## Text extract
"""

The COMPLETION extension implements a table-valued function named "completion" that can be used to suggest completions of partially entered words during interactive SQL input. The completion table can be used to help implement tab-completion, for example.

2. Details

The designed query interface is:

SELECT DISTINCT candidate COLLATE nocase
  FROM completion($prefix, $wholeline)
 ORDER BY 1;

The query above will return suggestions for the whole input word that begins with $prefix. The $wholeline parameter is all text from the beginning of the line up to the insertion point. The $wholeline parameter is used for context.

The $prefix parameter may be NULL, in which case the prefix is deduced from $wholeline. Or, the $wholeline parameter may be NULL or omitted if context information is unavailable or if context-aware completion is not desired.

The completion table might return the same candidate more than once, and it will return candidates in an arbitrary order. The DISTINCT keyword and the ORDER BY in the sample query above are added to make the answers unique and in lexicographical order.

"""

## Provided information
"""

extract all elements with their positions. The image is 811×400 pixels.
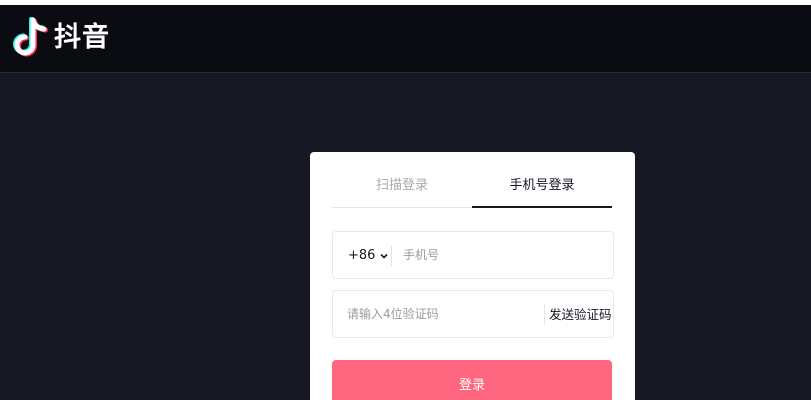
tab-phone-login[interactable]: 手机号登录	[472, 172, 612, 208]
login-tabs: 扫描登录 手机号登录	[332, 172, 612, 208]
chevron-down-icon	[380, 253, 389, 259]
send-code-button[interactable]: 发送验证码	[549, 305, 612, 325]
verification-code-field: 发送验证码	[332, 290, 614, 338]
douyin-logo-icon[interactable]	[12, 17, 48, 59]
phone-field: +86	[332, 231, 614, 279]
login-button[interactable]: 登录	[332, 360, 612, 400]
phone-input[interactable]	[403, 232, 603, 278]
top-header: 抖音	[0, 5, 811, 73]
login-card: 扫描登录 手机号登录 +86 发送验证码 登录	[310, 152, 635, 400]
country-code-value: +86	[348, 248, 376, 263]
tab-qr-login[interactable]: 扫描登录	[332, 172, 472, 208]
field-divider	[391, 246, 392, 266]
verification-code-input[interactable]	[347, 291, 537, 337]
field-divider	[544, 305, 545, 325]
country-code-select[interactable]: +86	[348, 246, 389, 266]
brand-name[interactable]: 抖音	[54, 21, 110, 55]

"""

## Exercise aim
Summarize the text on the COMPLETION extension in two sentences.

## Task output
The COMPLETION extension provides a table-valued function named "completion" that suggests completions of partially entered words during interactive SQL input, for example to help implement tab-completion. Its query takes a $prefix and a $wholeline parameter for context, either of which may be NULL, and because results can repeat and come in arbitrary order, the sample query uses DISTINCT and ORDER BY to make them unique and lexicographically ordered.